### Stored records
◇ ◇ ◇ ◇

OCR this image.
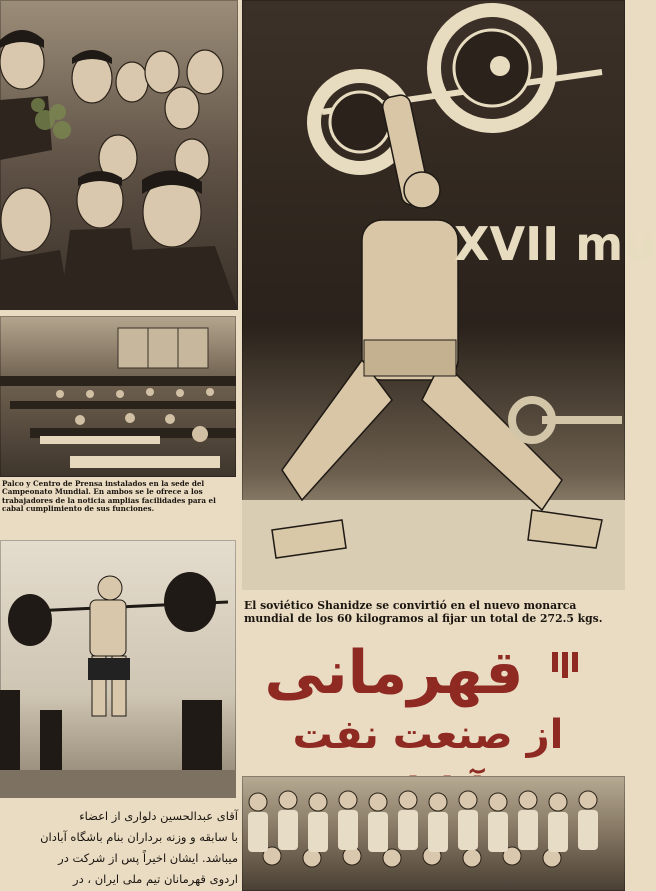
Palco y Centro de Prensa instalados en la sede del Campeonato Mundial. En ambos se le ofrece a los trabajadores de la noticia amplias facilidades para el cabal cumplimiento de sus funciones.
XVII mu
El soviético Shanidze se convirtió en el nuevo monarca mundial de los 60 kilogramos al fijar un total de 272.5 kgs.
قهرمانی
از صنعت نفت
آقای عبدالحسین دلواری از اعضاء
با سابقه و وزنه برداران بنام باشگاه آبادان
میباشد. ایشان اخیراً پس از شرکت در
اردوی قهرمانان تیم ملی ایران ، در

◇ ◇ ◇ ◇

What you return should match the records above word for word, minus the pictures.

OCR this image.
Palco y Centro de Prensa instalados en la sede del Campeonato Mundial. En ambos se le ofrece a los trabajadores de la noticia amplias facilidades para el cabal cumplimiento de sus funciones.
XVII mu
El soviético Shanidze se convirtió en el nuevo monarca mundial de los 60 kilogramos al fijar un total de 272.5 kgs.
قهرمانی
از صنعت نفت
آقای عبدالحسین دلواری از اعضاء
با سابقه و وزنه برداران بنام باشگاه آبادان
میباشد. ایشان اخیراً پس از شرکت در
اردوی قهرمانان تیم ملی ایران ، در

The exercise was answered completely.